[Saved entries]
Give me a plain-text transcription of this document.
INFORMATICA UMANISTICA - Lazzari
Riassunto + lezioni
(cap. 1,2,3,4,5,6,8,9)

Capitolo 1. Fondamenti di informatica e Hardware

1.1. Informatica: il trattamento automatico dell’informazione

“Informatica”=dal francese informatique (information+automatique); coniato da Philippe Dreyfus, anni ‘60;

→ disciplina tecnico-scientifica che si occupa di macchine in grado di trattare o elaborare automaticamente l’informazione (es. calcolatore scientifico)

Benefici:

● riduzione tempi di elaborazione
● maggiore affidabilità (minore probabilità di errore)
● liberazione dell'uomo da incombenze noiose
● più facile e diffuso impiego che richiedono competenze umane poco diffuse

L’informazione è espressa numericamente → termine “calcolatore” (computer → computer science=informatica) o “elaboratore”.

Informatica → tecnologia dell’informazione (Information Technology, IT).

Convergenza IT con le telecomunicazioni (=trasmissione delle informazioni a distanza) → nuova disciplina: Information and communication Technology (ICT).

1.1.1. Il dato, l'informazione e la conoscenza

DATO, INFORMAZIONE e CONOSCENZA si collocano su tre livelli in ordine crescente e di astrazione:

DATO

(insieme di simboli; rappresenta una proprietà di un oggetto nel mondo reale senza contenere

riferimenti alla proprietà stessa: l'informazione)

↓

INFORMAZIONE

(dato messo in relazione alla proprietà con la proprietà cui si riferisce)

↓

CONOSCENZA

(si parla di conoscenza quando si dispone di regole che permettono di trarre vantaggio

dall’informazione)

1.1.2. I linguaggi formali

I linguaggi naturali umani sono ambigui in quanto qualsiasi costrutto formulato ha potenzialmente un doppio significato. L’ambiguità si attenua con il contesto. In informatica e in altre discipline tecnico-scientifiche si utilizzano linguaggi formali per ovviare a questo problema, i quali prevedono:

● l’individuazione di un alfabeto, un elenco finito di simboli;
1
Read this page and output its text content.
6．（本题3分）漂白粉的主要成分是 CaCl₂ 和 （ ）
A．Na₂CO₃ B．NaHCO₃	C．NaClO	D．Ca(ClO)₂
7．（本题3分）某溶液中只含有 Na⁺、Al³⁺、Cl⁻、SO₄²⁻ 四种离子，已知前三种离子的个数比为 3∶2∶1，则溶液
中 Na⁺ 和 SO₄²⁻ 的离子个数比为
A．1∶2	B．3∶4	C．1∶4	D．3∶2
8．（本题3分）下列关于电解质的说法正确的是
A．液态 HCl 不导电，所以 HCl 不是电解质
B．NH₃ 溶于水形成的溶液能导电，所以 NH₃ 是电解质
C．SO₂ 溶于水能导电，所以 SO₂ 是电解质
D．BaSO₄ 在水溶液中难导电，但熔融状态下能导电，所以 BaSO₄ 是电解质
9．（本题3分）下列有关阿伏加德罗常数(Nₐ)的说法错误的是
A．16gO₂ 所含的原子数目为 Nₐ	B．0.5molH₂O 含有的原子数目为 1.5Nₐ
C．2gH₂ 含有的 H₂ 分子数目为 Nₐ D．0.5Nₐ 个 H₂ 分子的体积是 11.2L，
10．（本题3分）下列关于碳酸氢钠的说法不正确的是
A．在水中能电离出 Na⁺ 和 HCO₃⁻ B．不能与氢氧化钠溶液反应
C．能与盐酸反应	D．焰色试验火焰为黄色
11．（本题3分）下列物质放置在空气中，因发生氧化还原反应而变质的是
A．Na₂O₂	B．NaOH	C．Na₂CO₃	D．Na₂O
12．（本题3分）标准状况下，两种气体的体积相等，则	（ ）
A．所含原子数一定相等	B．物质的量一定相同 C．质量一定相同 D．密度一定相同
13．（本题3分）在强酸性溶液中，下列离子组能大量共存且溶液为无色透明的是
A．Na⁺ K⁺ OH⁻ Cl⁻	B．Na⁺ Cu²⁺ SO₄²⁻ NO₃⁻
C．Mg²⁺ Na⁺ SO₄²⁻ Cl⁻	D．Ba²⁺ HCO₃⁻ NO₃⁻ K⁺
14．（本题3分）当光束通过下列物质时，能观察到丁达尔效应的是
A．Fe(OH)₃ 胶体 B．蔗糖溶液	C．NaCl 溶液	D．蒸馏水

### [Exercise instructions]
Copy each line of the data above without altering a single character.

### [Result]
Give me a plain-text transcription of this document.
INFORMATICA UMANISTICA - Lazzari
Riassunto + lezioni
(cap. 1,2,3,4,5,6,8,9)

Capitolo 1. Fondamenti di informatica e Hardware

1.1. Informatica: il trattamento automatico dell’informazione

“Informatica”=dal francese informatique (information+automatique); coniato da Philippe Dreyfus, anni ‘60;

→ disciplina tecnico-scientifica che si occupa di macchine in grado di trattare o elaborare automaticamente l’informazione (es. calcolatore scientifico)

Benefici:

● riduzione tempi di elaborazione
● maggiore affidabilità (minore probabilità di errore)
● liberazione dell'uomo da incombenze noiose
● più facile e diffuso impiego che richiedono competenze umane poco diffuse

L’informazione è espressa numericamente → termine “calcolatore” (computer → computer science=informatica) o “elaboratore”.

Informatica → tecnologia dell’informazione (Information Technology, IT).

Convergenza IT con le telecomunicazioni (=trasmissione delle informazioni a distanza) → nuova disciplina: Information and communication Technology (ICT).

1.1.1. Il dato, l'informazione e la conoscenza

DATO, INFORMAZIONE e CONOSCENZA si collocano su tre livelli in ordine crescente e di astrazione:

DATO

(insieme di simboli; rappresenta una proprietà di un oggetto nel mondo reale senza contenere

riferimenti alla proprietà stessa: l'informazione)

↓

INFORMAZIONE

(dato messo in relazione alla proprietà con la proprietà cui si riferisce)

↓

CONOSCENZA

(si parla di conoscenza quando si dispone di regole che permettono di trarre vantaggio

dall’informazione)

1.1.2. I linguaggi formali

I linguaggi naturali umani sono ambigui in quanto qualsiasi costrutto formulato ha potenzialmente un doppio significato. L’ambiguità si attenua con il contesto. In informatica e in altre discipline tecnico-scientifiche si utilizzano linguaggi formali per ovviare a questo problema, i quali prevedono:

● l’individuazione di un alfabeto, un elenco finito di simboli;
1
Read this page and output its text content.
6．（本题3分）漂白粉的主要成分是 CaCl₂ 和 （ ）
A．Na₂CO₃ B．NaHCO₃	C．NaClO	D．Ca(ClO)₂
7．（本题3分）某溶液中只含有 Na⁺、Al³⁺、Cl⁻、SO₄²⁻ 四种离子，已知前三种离子的个数比为 3∶2∶1，则溶液
中 Na⁺ 和 SO₄²⁻ 的离子个数比为
A．1∶2	B．3∶4	C．1∶4	D．3∶2
8．（本题3分）下列关于电解质的说法正确的是
A．液态 HCl 不导电，所以 HCl 不是电解质
B．NH₃ 溶于水形成的溶液能导电，所以 NH₃ 是电解质
C．SO₂ 溶于水能导电，所以 SO₂ 是电解质
D．BaSO₄ 在水溶液中难导电，但熔融状态下能导电，所以 BaSO₄ 是电解质
9．（本题3分）下列有关阿伏加德罗常数(Nₐ)的说法错误的是
A．16gO₂ 所含的原子数目为 Nₐ	B．0.5molH₂O 含有的原子数目为 1.5Nₐ
C．2gH₂ 含有的 H₂ 分子数目为 Nₐ D．0.5Nₐ 个 H₂ 分子的体积是 11.2L，
10．（本题3分）下列关于碳酸氢钠的说法不正确的是
A．在水中能电离出 Na⁺ 和 HCO₃⁻ B．不能与氢氧化钠溶液反应
C．能与盐酸反应	D．焰色试验火焰为黄色
11．（本题3分）下列物质放置在空气中，因发生氧化还原反应而变质的是
A．Na₂O₂	B．NaOH	C．Na₂CO₃	D．Na₂O
12．（本题3分）标准状况下，两种气体的体积相等，则	（ ）
A．所含原子数一定相等	B．物质的量一定相同 C．质量一定相同 D．密度一定相同
13．（本题3分）在强酸性溶液中，下列离子组能大量共存且溶液为无色透明的是
A．Na⁺ K⁺ OH⁻ Cl⁻	B．Na⁺ Cu²⁺ SO₄²⁻ NO₃⁻
C．Mg²⁺ Na⁺ SO₄²⁻ Cl⁻	D．Ba²⁺ HCO₃⁻ NO₃⁻ K⁺
14．（本题3分）当光束通过下列物质时，能观察到丁达尔效应的是
A．Fe(OH)₃ 胶体 B．蔗糖溶液	C．NaCl 溶液	D．蒸馏水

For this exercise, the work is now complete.